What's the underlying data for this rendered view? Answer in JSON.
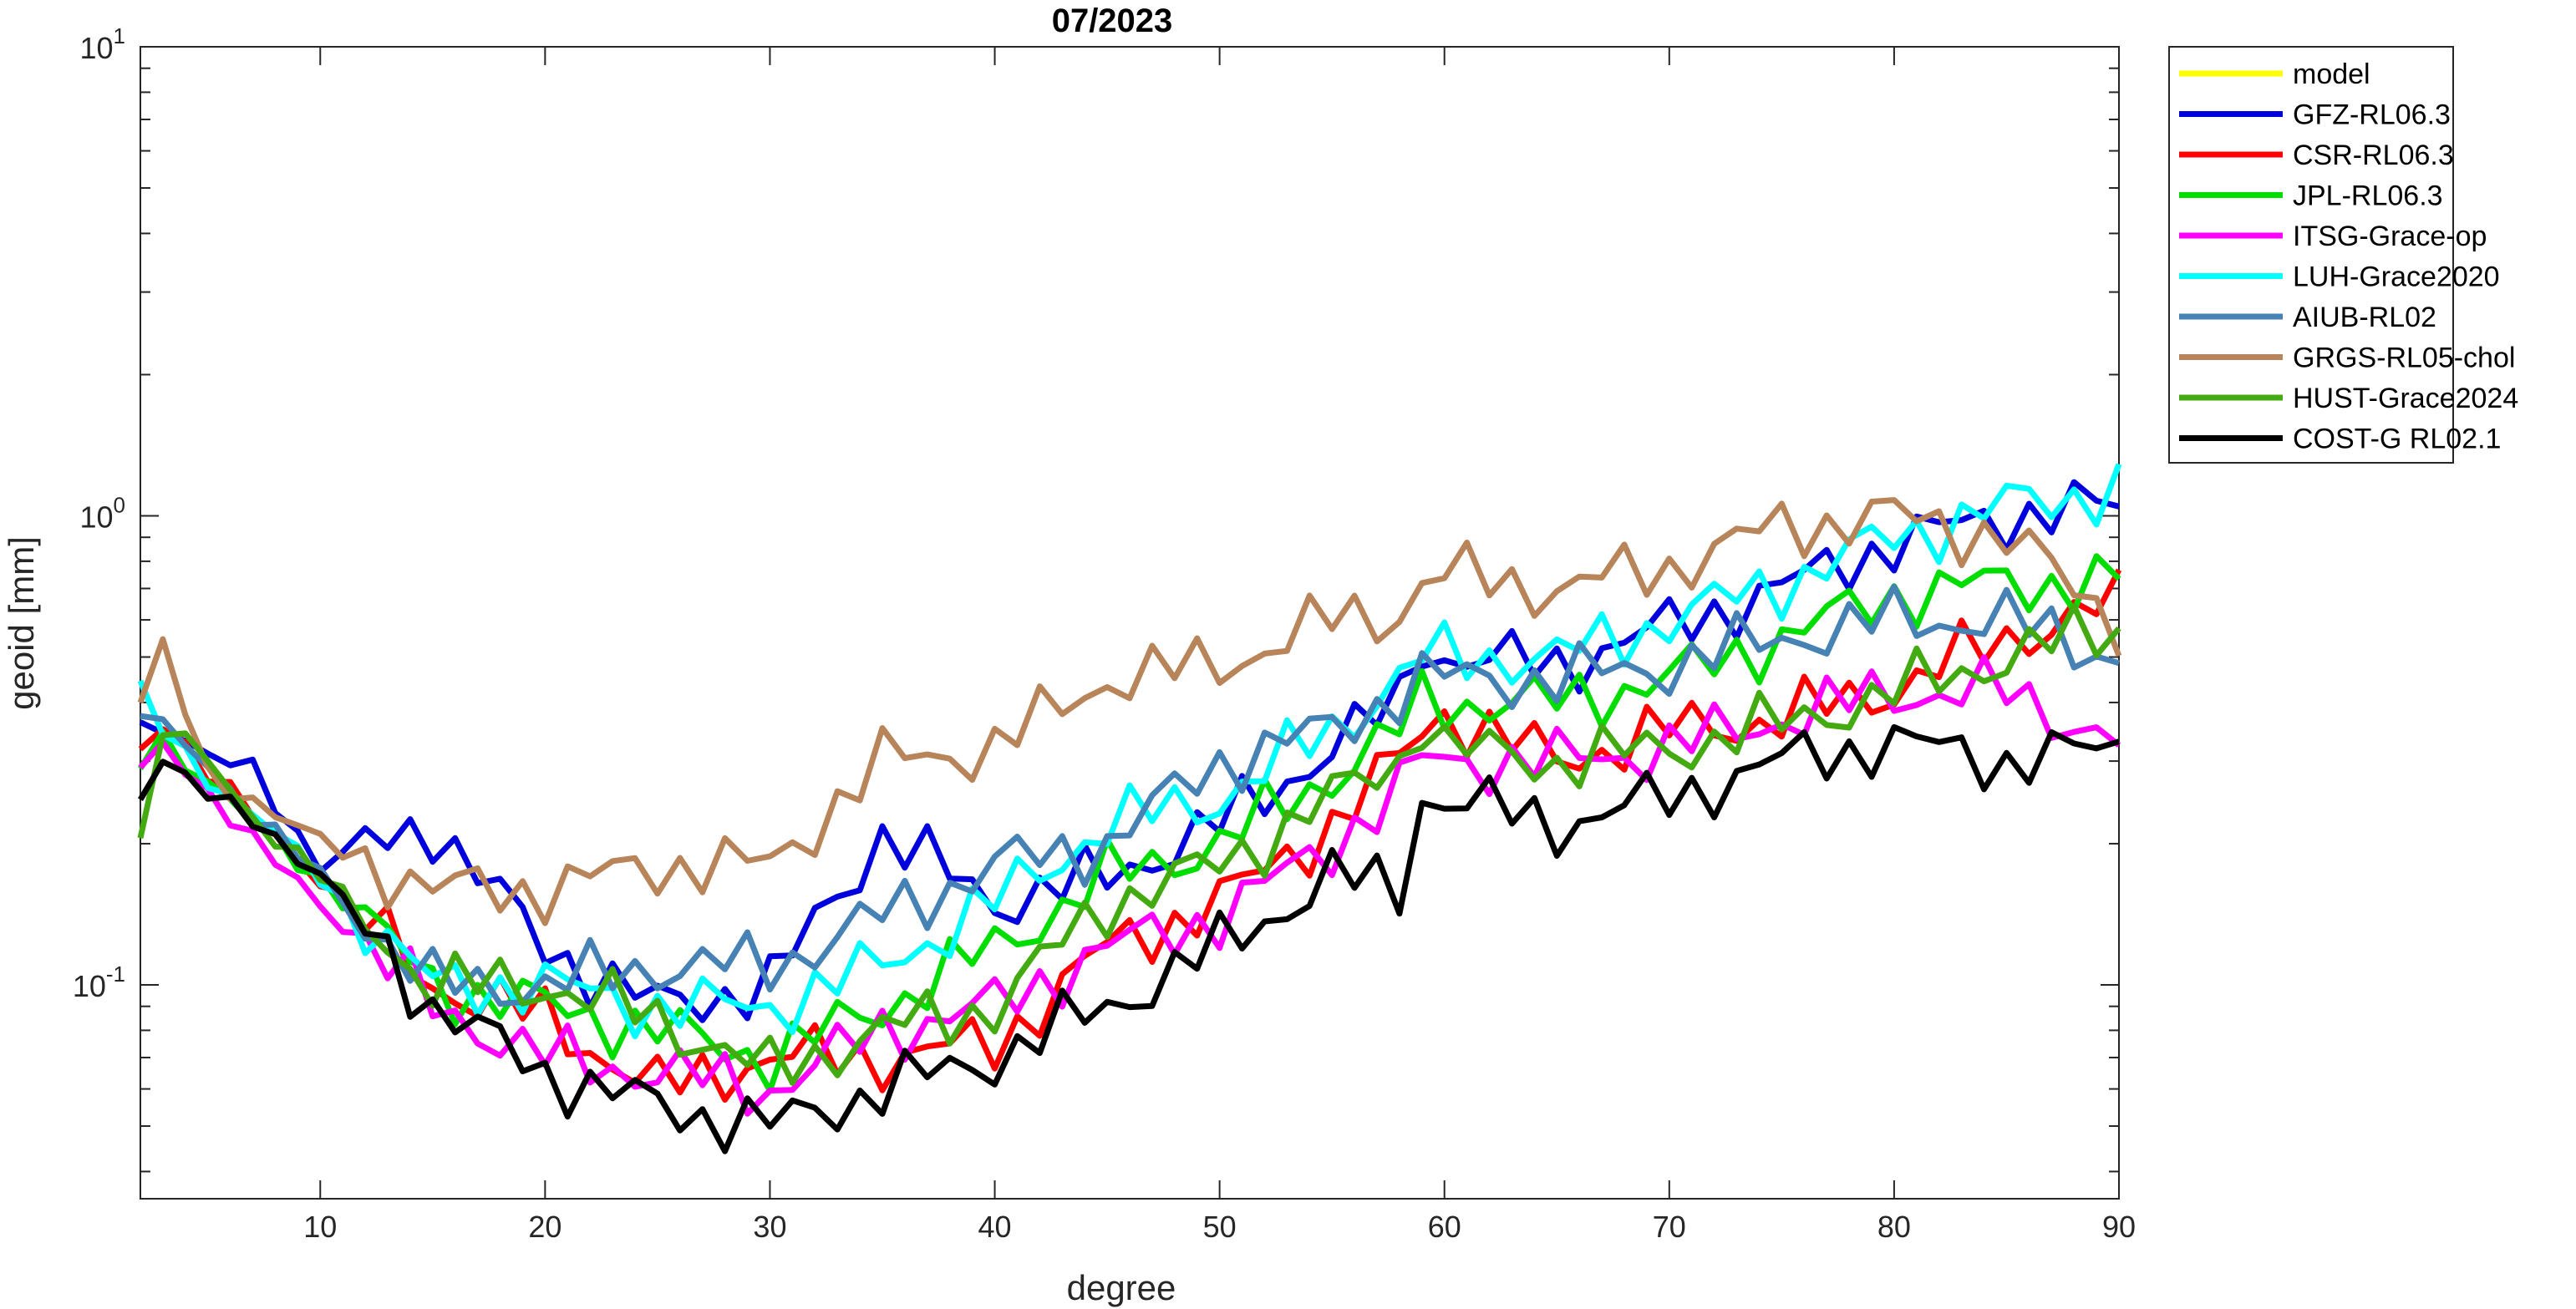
{
  "chart_data": {
    "type": "line",
    "title": "07/2023",
    "xlabel": "degree",
    "ylabel": "geoid [mm]",
    "xlim": [
      2,
      90
    ],
    "ylim": [
      0.035,
      10
    ],
    "yscale": "log",
    "grid": false,
    "legend_position": "outside-top-right",
    "x_ticks": [
      10,
      20,
      30,
      40,
      50,
      60,
      70,
      80,
      90
    ],
    "y_ticks": [
      {
        "value": 0.1,
        "base": "10",
        "exp": "-1"
      },
      {
        "value": 1,
        "base": "10",
        "exp": "0"
      },
      {
        "value": 10,
        "base": "10",
        "exp": "1"
      }
    ],
    "x_anchors": [
      2,
      3,
      5,
      7,
      10,
      15,
      20,
      25,
      30,
      35,
      40,
      45,
      50,
      55,
      58,
      59,
      60,
      65,
      70,
      75,
      80,
      85,
      90
    ],
    "series": [
      {
        "name": "model",
        "color": "#FFFF00",
        "values": []
      },
      {
        "name": "GFZ-RL06.3",
        "color": "#0000DD",
        "values": [
          0.36,
          0.36,
          0.3,
          0.29,
          0.18,
          0.22,
          0.12,
          0.09,
          0.1,
          0.21,
          0.15,
          0.17,
          0.22,
          0.32,
          0.4,
          0.55,
          0.5,
          0.48,
          0.58,
          0.7,
          0.88,
          1.0,
          1.05
        ]
      },
      {
        "name": "CSR-RL06.3",
        "color": "#FF0000",
        "values": [
          0.32,
          0.37,
          0.28,
          0.23,
          0.17,
          0.1,
          0.085,
          0.06,
          0.07,
          0.07,
          0.075,
          0.12,
          0.15,
          0.22,
          0.3,
          0.35,
          0.38,
          0.3,
          0.35,
          0.37,
          0.43,
          0.55,
          0.65
        ]
      },
      {
        "name": "JPL-RL06.3",
        "color": "#00DD00",
        "values": [
          0.3,
          0.34,
          0.27,
          0.22,
          0.17,
          0.1,
          0.09,
          0.08,
          0.07,
          0.09,
          0.12,
          0.17,
          0.2,
          0.28,
          0.35,
          0.4,
          0.4,
          0.4,
          0.45,
          0.55,
          0.68,
          0.72,
          0.72
        ]
      },
      {
        "name": "ITSG-Grace-op",
        "color": "#FF00FF",
        "values": [
          0.28,
          0.33,
          0.26,
          0.2,
          0.15,
          0.09,
          0.07,
          0.065,
          0.06,
          0.08,
          0.09,
          0.12,
          0.14,
          0.2,
          0.26,
          0.3,
          0.3,
          0.3,
          0.32,
          0.37,
          0.42,
          0.42,
          0.33
        ]
      },
      {
        "name": "LUH-Grace2020",
        "color": "#00FFFF",
        "values": [
          0.42,
          0.35,
          0.28,
          0.23,
          0.17,
          0.1,
          0.1,
          0.09,
          0.09,
          0.11,
          0.15,
          0.22,
          0.25,
          0.35,
          0.45,
          0.5,
          0.5,
          0.5,
          0.6,
          0.72,
          0.9,
          1.05,
          1.15
        ]
      },
      {
        "name": "AIUB-RL02",
        "color": "#4682B4",
        "values": [
          0.38,
          0.35,
          0.3,
          0.23,
          0.17,
          0.1,
          0.1,
          0.11,
          0.11,
          0.14,
          0.18,
          0.2,
          0.3,
          0.35,
          0.42,
          0.45,
          0.45,
          0.45,
          0.48,
          0.55,
          0.6,
          0.6,
          0.5
        ]
      },
      {
        "name": "GRGS-RL05-chol",
        "color": "#B8845A",
        "values": [
          0.4,
          0.52,
          0.28,
          0.25,
          0.2,
          0.16,
          0.16,
          0.18,
          0.18,
          0.3,
          0.32,
          0.45,
          0.48,
          0.6,
          0.62,
          0.72,
          0.75,
          0.7,
          0.78,
          0.95,
          1.0,
          0.9,
          0.6
        ]
      },
      {
        "name": "HUST-Grace2024",
        "color": "#44AA11",
        "values": [
          0.2,
          0.35,
          0.3,
          0.23,
          0.17,
          0.1,
          0.1,
          0.085,
          0.065,
          0.08,
          0.09,
          0.15,
          0.18,
          0.25,
          0.3,
          0.38,
          0.32,
          0.3,
          0.32,
          0.36,
          0.42,
          0.5,
          0.58
        ]
      },
      {
        "name": "COST-G RL02.1",
        "color": "#000000",
        "values": [
          0.26,
          0.3,
          0.25,
          0.23,
          0.17,
          0.09,
          0.065,
          0.055,
          0.05,
          0.06,
          0.07,
          0.09,
          0.12,
          0.17,
          0.16,
          0.25,
          0.25,
          0.22,
          0.25,
          0.3,
          0.33,
          0.3,
          0.32
        ]
      }
    ]
  }
}
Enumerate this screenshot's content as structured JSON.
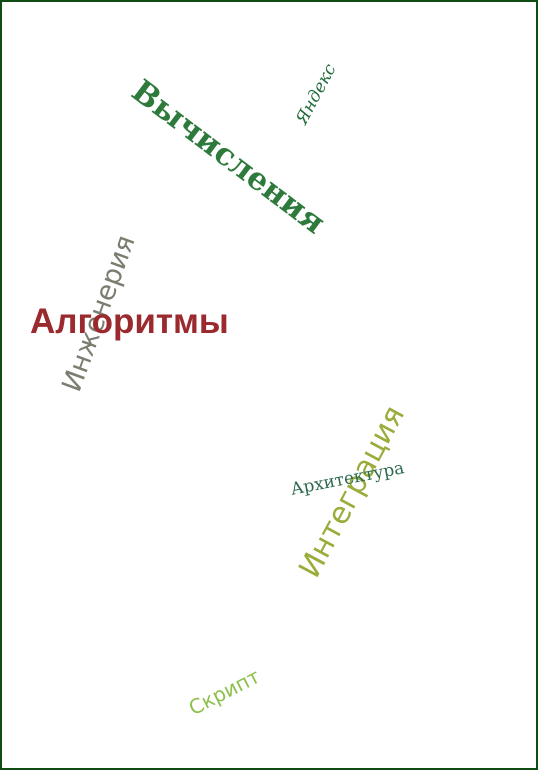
{
  "word_cloud": {
    "words": [
      {
        "id": "vychisleniya",
        "text": "Вычисления",
        "color": "#2e7a3c"
      },
      {
        "id": "yandex",
        "text": "Яндекс",
        "color": "#1f6b3a"
      },
      {
        "id": "inzheneriya",
        "text": "Инженерия",
        "color": "#7b7d70"
      },
      {
        "id": "algoritmy",
        "text": "Алгоритмы",
        "color": "#9b2a2f"
      },
      {
        "id": "integratsiya",
        "text": "Интеграция",
        "color": "#9aac3a"
      },
      {
        "id": "arkhitektura",
        "text": "Архитектура",
        "color": "#2f6b4f"
      },
      {
        "id": "skript",
        "text": "Скрипт",
        "color": "#8cc04a"
      }
    ],
    "frame_color": "#0f4d14"
  }
}
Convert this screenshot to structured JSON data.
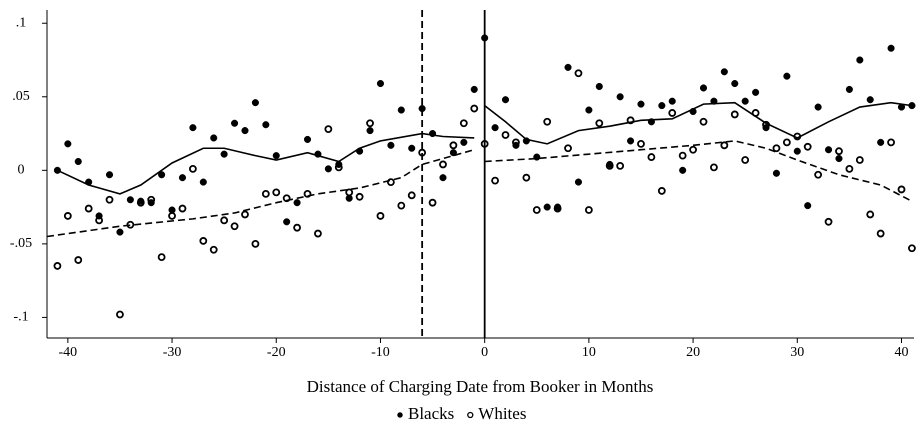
{
  "chart_data": {
    "type": "scatter",
    "xlabel": "Distance of Charging Date from Booker in Months",
    "xlim": [
      -42,
      41.2
    ],
    "ylim": [
      -0.114,
      0.109
    ],
    "xticks": [
      -40,
      -30,
      -20,
      -10,
      0,
      10,
      20,
      30,
      40
    ],
    "yticks": [
      {
        "value": -0.1,
        "label": "-.1"
      },
      {
        "value": -0.05,
        "label": "-.05"
      },
      0,
      {
        "value": 0.05,
        "label": ".05"
      },
      {
        "value": 0.1,
        "label": ".1"
      }
    ],
    "vlines": [
      {
        "value": -6,
        "style": "dashed"
      },
      {
        "value": 0,
        "style": "solid"
      }
    ],
    "series": [
      {
        "name": "Blacks",
        "color": "#000000",
        "marker": "filled",
        "x": [
          -41,
          -40,
          -39,
          -38,
          -37,
          -36,
          -35,
          -34,
          -33,
          -32,
          -31,
          -30,
          -29,
          -28,
          -27,
          -26,
          -25,
          -24,
          -23,
          -22,
          -21,
          -20,
          -19,
          -18,
          -17,
          -16,
          -15,
          -14,
          -13,
          -12,
          -11,
          -10,
          -9,
          -8,
          -7,
          -6,
          -5,
          -4,
          -3,
          -2,
          -1,
          0,
          1,
          2,
          3,
          4,
          5,
          6,
          7,
          8,
          9,
          10,
          11,
          12,
          13,
          14,
          15,
          16,
          17,
          18,
          19,
          20,
          21,
          22,
          23,
          24,
          25,
          26,
          27,
          28,
          29,
          30,
          31,
          32,
          33,
          34,
          35,
          36,
          37,
          38,
          39,
          40,
          41
        ],
        "values": [
          0.0,
          0.018,
          0.006,
          -0.008,
          -0.031,
          -0.003,
          -0.042,
          -0.02,
          -0.021,
          -0.022,
          -0.003,
          -0.027,
          -0.005,
          0.029,
          -0.008,
          0.022,
          0.011,
          0.032,
          0.027,
          0.046,
          0.031,
          0.01,
          -0.035,
          -0.022,
          0.021,
          0.011,
          0.001,
          0.004,
          -0.019,
          0.013,
          0.027,
          0.059,
          0.017,
          0.041,
          0.015,
          0.042,
          0.025,
          -0.005,
          0.012,
          0.019,
          0.055,
          0.09,
          0.029,
          0.048,
          0.017,
          0.02,
          0.009,
          -0.025,
          -0.025,
          0.07,
          -0.008,
          0.041,
          0.057,
          0.004,
          0.05,
          0.02,
          0.045,
          0.033,
          0.044,
          0.047,
          0.0,
          0.04,
          0.056,
          0.047,
          0.067,
          0.059,
          0.047,
          0.053,
          0.029,
          -0.002,
          0.064,
          0.013,
          -0.024,
          0.043,
          0.014,
          0.008,
          0.055,
          0.075,
          0.048,
          0.019,
          0.083,
          0.043,
          0.044
        ]
      },
      {
        "name": "Whites",
        "color": "#000000",
        "marker": "hollow",
        "x": [
          -41,
          -40,
          -39,
          -38,
          -37,
          -36,
          -35,
          -34,
          -33,
          -32,
          -31,
          -30,
          -29,
          -28,
          -27,
          -26,
          -25,
          -24,
          -23,
          -22,
          -21,
          -20,
          -19,
          -18,
          -17,
          -16,
          -15,
          -14,
          -13,
          -12,
          -11,
          -10,
          -9,
          -8,
          -7,
          -6,
          -5,
          -4,
          -3,
          -2,
          -1,
          0,
          1,
          2,
          3,
          4,
          5,
          6,
          7,
          8,
          9,
          10,
          11,
          12,
          13,
          14,
          15,
          16,
          17,
          18,
          19,
          20,
          21,
          22,
          23,
          24,
          25,
          26,
          27,
          28,
          29,
          30,
          31,
          32,
          33,
          34,
          35,
          36,
          37,
          38,
          39,
          40,
          41
        ],
        "values": [
          -0.065,
          -0.031,
          -0.061,
          -0.026,
          -0.034,
          -0.02,
          -0.098,
          -0.037,
          -0.022,
          -0.02,
          -0.059,
          -0.031,
          -0.026,
          0.001,
          -0.048,
          -0.054,
          -0.034,
          -0.038,
          -0.03,
          -0.05,
          -0.016,
          -0.015,
          -0.019,
          -0.039,
          -0.016,
          -0.043,
          0.028,
          0.002,
          -0.015,
          -0.018,
          0.032,
          -0.031,
          -0.008,
          -0.024,
          -0.017,
          0.012,
          -0.022,
          0.004,
          0.017,
          0.032,
          0.042,
          0.018,
          -0.007,
          0.024,
          0.019,
          -0.005,
          -0.027,
          0.033,
          -0.026,
          0.015,
          0.066,
          -0.027,
          0.032,
          0.003,
          0.003,
          0.034,
          0.018,
          0.009,
          -0.014,
          0.039,
          0.01,
          0.014,
          0.033,
          0.002,
          0.017,
          0.038,
          0.007,
          0.039,
          0.031,
          0.015,
          0.019,
          0.023,
          0.016,
          -0.003,
          -0.035,
          0.013,
          0.001,
          0.007,
          -0.03,
          -0.043,
          0.019,
          -0.013,
          -0.053
        ]
      }
    ],
    "fits": [
      {
        "style": "solid",
        "x": [
          -41,
          -38,
          -35,
          -33,
          -30,
          -27,
          -25,
          -22,
          -20,
          -17,
          -14,
          -12,
          -10,
          -6,
          -4,
          -1
        ],
        "values": [
          0.0,
          -0.01,
          -0.016,
          -0.01,
          0.005,
          0.015,
          0.015,
          0.01,
          0.007,
          0.012,
          0.006,
          0.015,
          0.02,
          0.025,
          0.023,
          0.022
        ]
      },
      {
        "style": "solid",
        "x": [
          0,
          2,
          4,
          6,
          9,
          12,
          15,
          18,
          21,
          24,
          27,
          30,
          33,
          36,
          39,
          41
        ],
        "values": [
          0.044,
          0.033,
          0.021,
          0.018,
          0.027,
          0.03,
          0.034,
          0.035,
          0.045,
          0.046,
          0.032,
          0.022,
          0.033,
          0.043,
          0.046,
          0.044
        ]
      },
      {
        "style": "dashed",
        "x": [
          -42,
          -35,
          -28,
          -24,
          -20,
          -16,
          -12,
          -8,
          -6,
          -3,
          -1
        ],
        "values": [
          -0.045,
          -0.038,
          -0.033,
          -0.029,
          -0.022,
          -0.016,
          -0.012,
          -0.005,
          0.004,
          0.01,
          0.014
        ]
      },
      {
        "style": "dashed",
        "x": [
          0,
          5,
          10,
          15,
          20,
          24,
          27,
          30,
          34,
          38,
          41
        ],
        "values": [
          0.006,
          0.008,
          0.011,
          0.014,
          0.017,
          0.02,
          0.015,
          0.007,
          -0.003,
          -0.01,
          -0.021
        ]
      }
    ]
  }
}
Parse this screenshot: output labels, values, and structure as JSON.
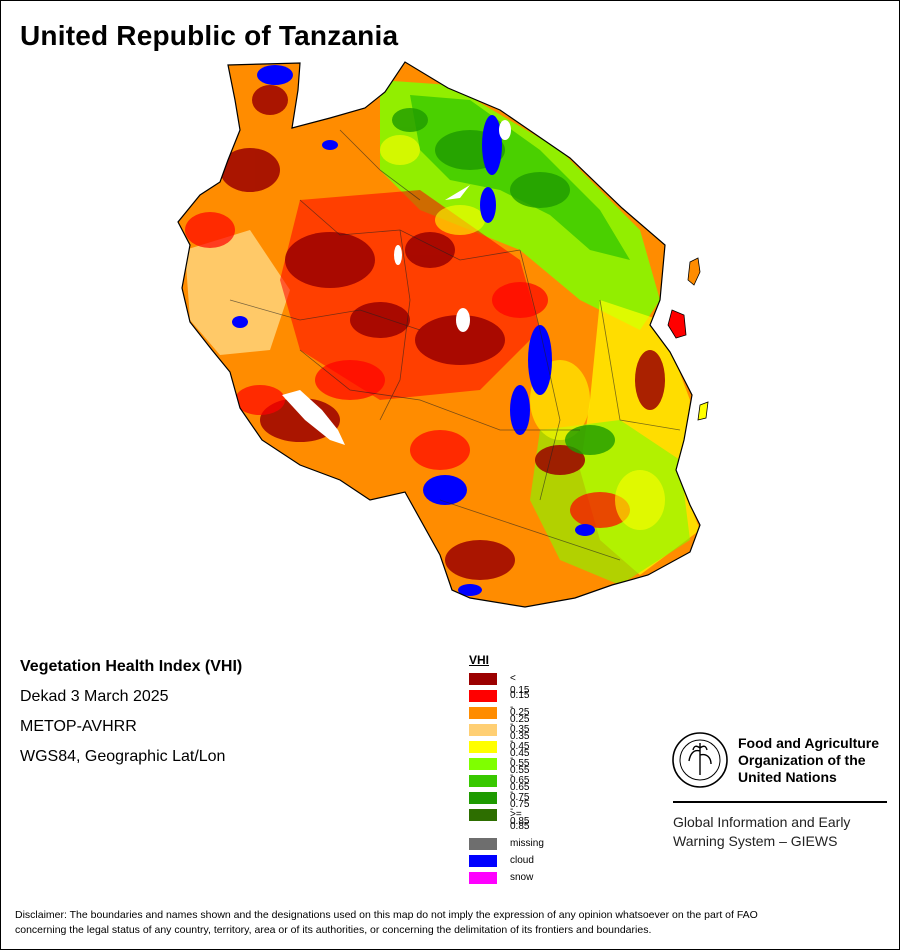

-.-.-

Show every line in the entries where the string "xlabel" occurs.

FINAL ANSWER>
    "xlabel": "degree",
    "xlabel": "Distance of Charging Date from Booker in Months",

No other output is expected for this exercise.